▶ **STATED PROBLEM**
Copy out the items verbatim, running from the line holding "institution-address-label: 所在地 bbox=[382, 712, 426, 727]" through the line holding "reason-content-field[interactable] bbox=[285, 633, 574, 659]", with both of those lines included.
_ _ _
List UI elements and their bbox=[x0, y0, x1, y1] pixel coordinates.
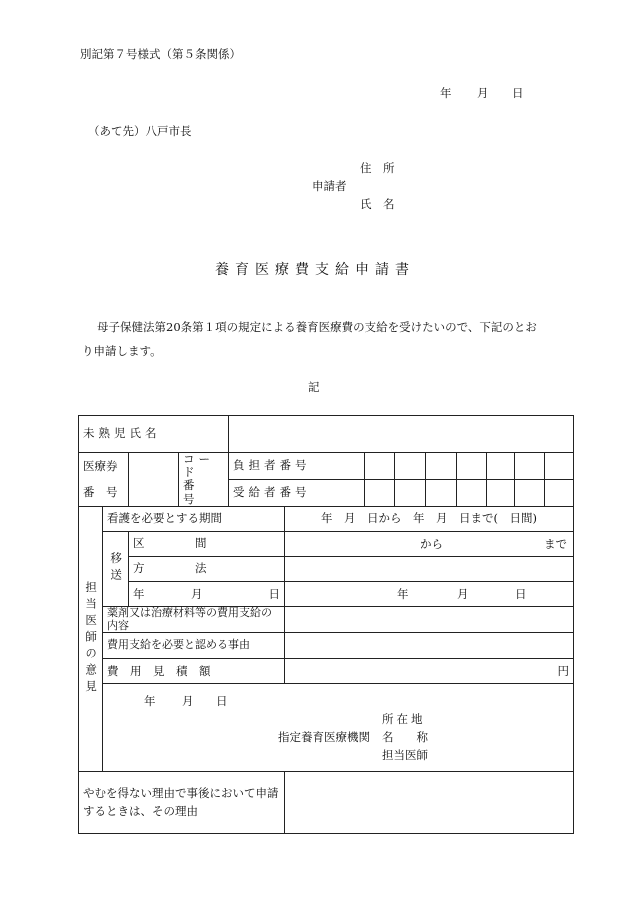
institution-address-label: 所在地 bbox=[382, 712, 426, 727]
drug-content-label: 薬剤又は治療材料等の費用支給の内容 bbox=[103, 606, 285, 632]
payer-digit[interactable] bbox=[545, 453, 574, 480]
transfer-date-month: 月 bbox=[457, 586, 469, 601]
payer-digit[interactable] bbox=[395, 453, 426, 480]
body-line-1: 母子保健法第20条第１項の規定による養育医療費の支給を受けたいので、下記のとお bbox=[97, 320, 537, 334]
sign-year-label: 年 bbox=[144, 694, 156, 709]
date-year-label: 年 bbox=[440, 86, 452, 100]
reason-content-field[interactable] bbox=[285, 633, 574, 659]
drug-content-field[interactable] bbox=[285, 606, 574, 632]
section-field[interactable] bbox=[285, 531, 574, 556]
recipient-digit[interactable] bbox=[545, 479, 574, 506]
document-title: 養育医療費支給申請書 bbox=[215, 262, 415, 278]
applicant-label: 申請者 bbox=[312, 179, 347, 193]
infant-name-field[interactable] bbox=[229, 416, 574, 453]
ki-label: 記 bbox=[308, 380, 320, 394]
transfer-date-m-label: 月 bbox=[191, 586, 203, 601]
late-reason-label: やむを得ない理由で事後において申請するときは、その理由 bbox=[79, 772, 285, 834]
transfer-date-field[interactable] bbox=[285, 581, 574, 606]
recipient-digit[interactable] bbox=[487, 479, 515, 506]
method-label: 方 法 bbox=[129, 556, 285, 581]
yen-unit: 円 bbox=[557, 663, 569, 678]
application-form-table bbox=[78, 415, 574, 834]
date-month-label: 月 bbox=[477, 86, 489, 100]
institution-doctor-label: 担当医師 bbox=[382, 748, 428, 763]
cost-estimate-label: 費 用 見 積 額 bbox=[103, 659, 285, 684]
cost-estimate-field[interactable] bbox=[285, 659, 574, 684]
nursing-period-label: 看護を必要とする期間 bbox=[103, 506, 285, 531]
transfer-date-year: 年 bbox=[397, 586, 409, 601]
section-label: 区 間 bbox=[129, 531, 285, 556]
form-id: 別記第７号様式（第５条関係） bbox=[80, 47, 241, 61]
sign-day-label: 日 bbox=[216, 694, 228, 709]
section-from: から bbox=[420, 536, 443, 551]
transfer-label: 移送 bbox=[103, 531, 129, 606]
payer-digit[interactable] bbox=[457, 453, 487, 480]
body-line-2: り申請します。 bbox=[82, 344, 162, 358]
institution-name-label: 名 称 bbox=[382, 730, 428, 745]
reason-content-label: 費用支給を必要と認める事由 bbox=[103, 633, 285, 659]
payer-digit[interactable] bbox=[515, 453, 545, 480]
institution-label: 指定養育医療機関 bbox=[278, 730, 370, 745]
transfer-date-label bbox=[129, 581, 285, 606]
ticket-label-2: 番 号 bbox=[79, 479, 129, 506]
recipient-digit[interactable] bbox=[395, 479, 426, 506]
ticket-label-1: 医療券 bbox=[79, 453, 129, 480]
applicant-address-label: 住 所 bbox=[360, 161, 395, 175]
code-label-2: 番 号 bbox=[179, 479, 229, 506]
recipient-number-label: 受給者番号 bbox=[229, 479, 365, 506]
recipient-digit[interactable] bbox=[515, 479, 545, 506]
applicant-name-label: 氏 名 bbox=[360, 197, 395, 211]
date-day-label: 日 bbox=[512, 86, 524, 100]
nursing-period-field[interactable]: 年 月 日から 年 月 日まで( 日間) bbox=[285, 506, 574, 531]
doctor-opinion-label: 担当医師の意見 bbox=[79, 506, 103, 771]
payer-number-label: 負担者番号 bbox=[229, 453, 365, 480]
transfer-date-d-label: 日 bbox=[268, 586, 280, 601]
payer-digit[interactable] bbox=[426, 453, 457, 480]
payer-digit[interactable] bbox=[487, 453, 515, 480]
late-reason-field[interactable] bbox=[285, 772, 574, 834]
method-field[interactable] bbox=[285, 556, 574, 581]
transfer-date-day: 日 bbox=[515, 586, 527, 601]
addressee: （あて先）八戸市長 bbox=[88, 124, 192, 138]
code-label-1: コード bbox=[179, 453, 229, 480]
recipient-digit[interactable] bbox=[365, 479, 395, 506]
payer-digit[interactable] bbox=[365, 453, 395, 480]
transfer-date-y-label: 年 bbox=[133, 586, 145, 601]
section-to: まで bbox=[544, 536, 567, 551]
sign-month-label: 月 bbox=[182, 694, 194, 709]
body-paragraph bbox=[82, 315, 552, 363]
institution-signature-area bbox=[103, 684, 574, 772]
ticket-number-field[interactable] bbox=[129, 453, 179, 507]
recipient-digit[interactable] bbox=[457, 479, 487, 506]
recipient-digit[interactable] bbox=[426, 479, 457, 506]
infant-name-label: 未熟児氏名 bbox=[79, 416, 229, 453]
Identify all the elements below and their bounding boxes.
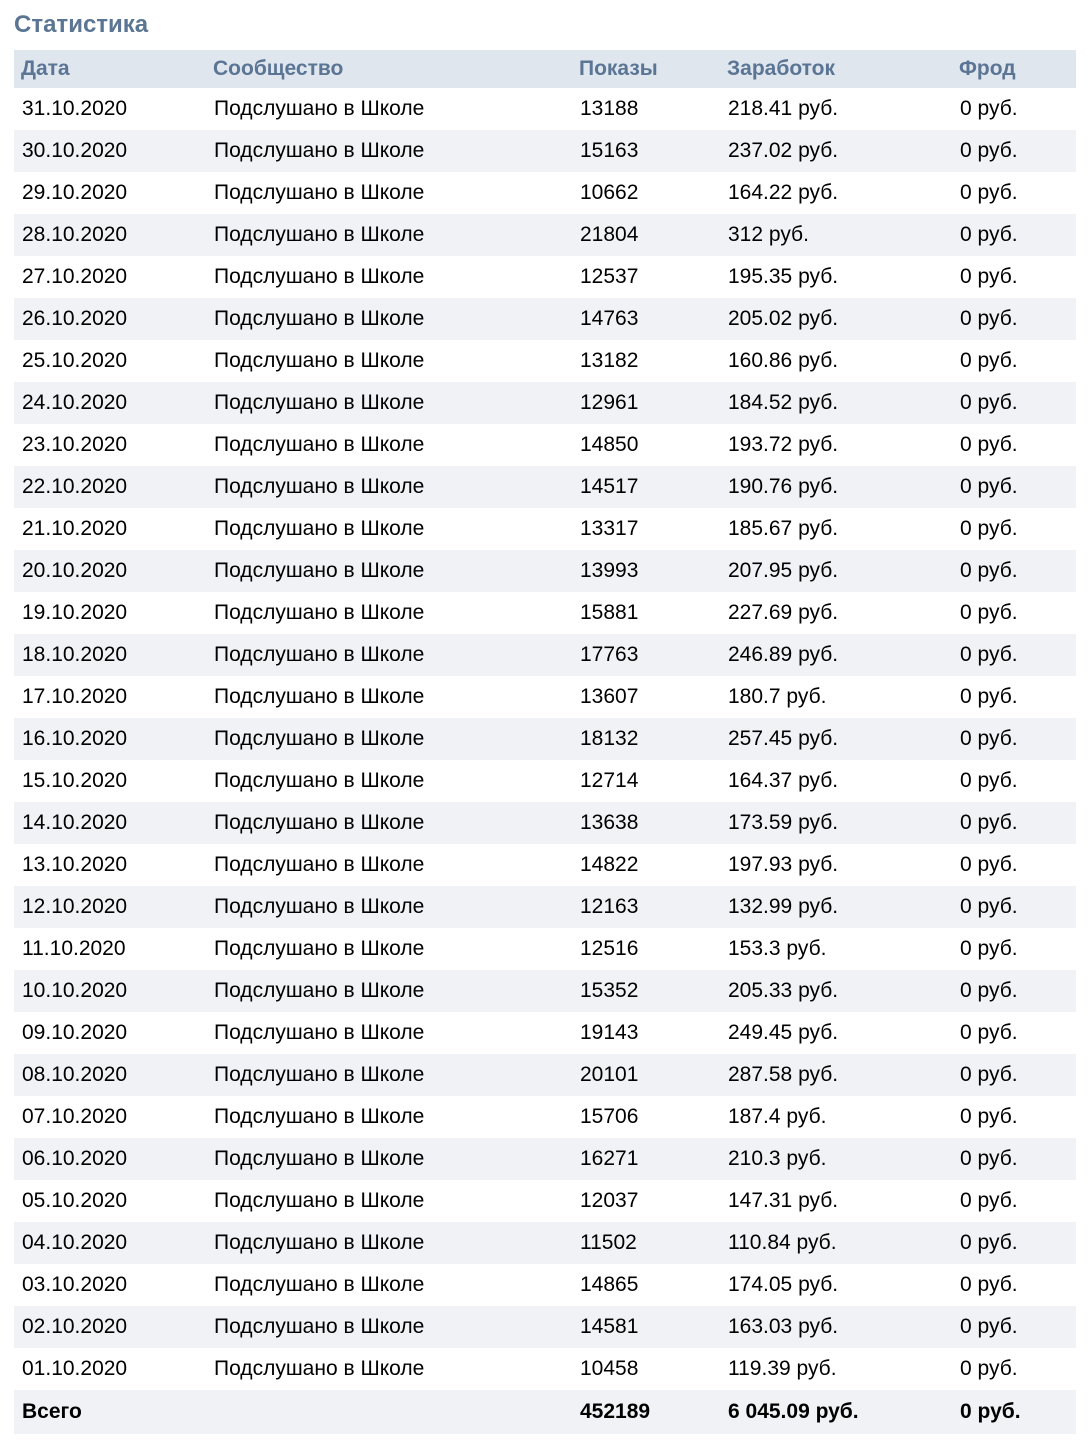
_ _ _
▶ **SOLUTION**
institution-address-label: 所在地 bbox=[382, 712, 426, 727]
drug-content-label: 薬剤又は治療材料等の費用支給の内容 bbox=[103, 606, 285, 632]
payer-digit[interactable] bbox=[545, 453, 574, 480]
transfer-date-month: 月 bbox=[457, 586, 469, 601]
payer-digit[interactable] bbox=[395, 453, 426, 480]
body-line-1: 母子保健法第20条第１項の規定による養育医療費の支給を受けたいので、下記のとお bbox=[97, 320, 537, 334]
sign-year-label: 年 bbox=[144, 694, 156, 709]
date-year-label: 年 bbox=[440, 86, 452, 100]
reason-content-field[interactable] bbox=[285, 633, 574, 659]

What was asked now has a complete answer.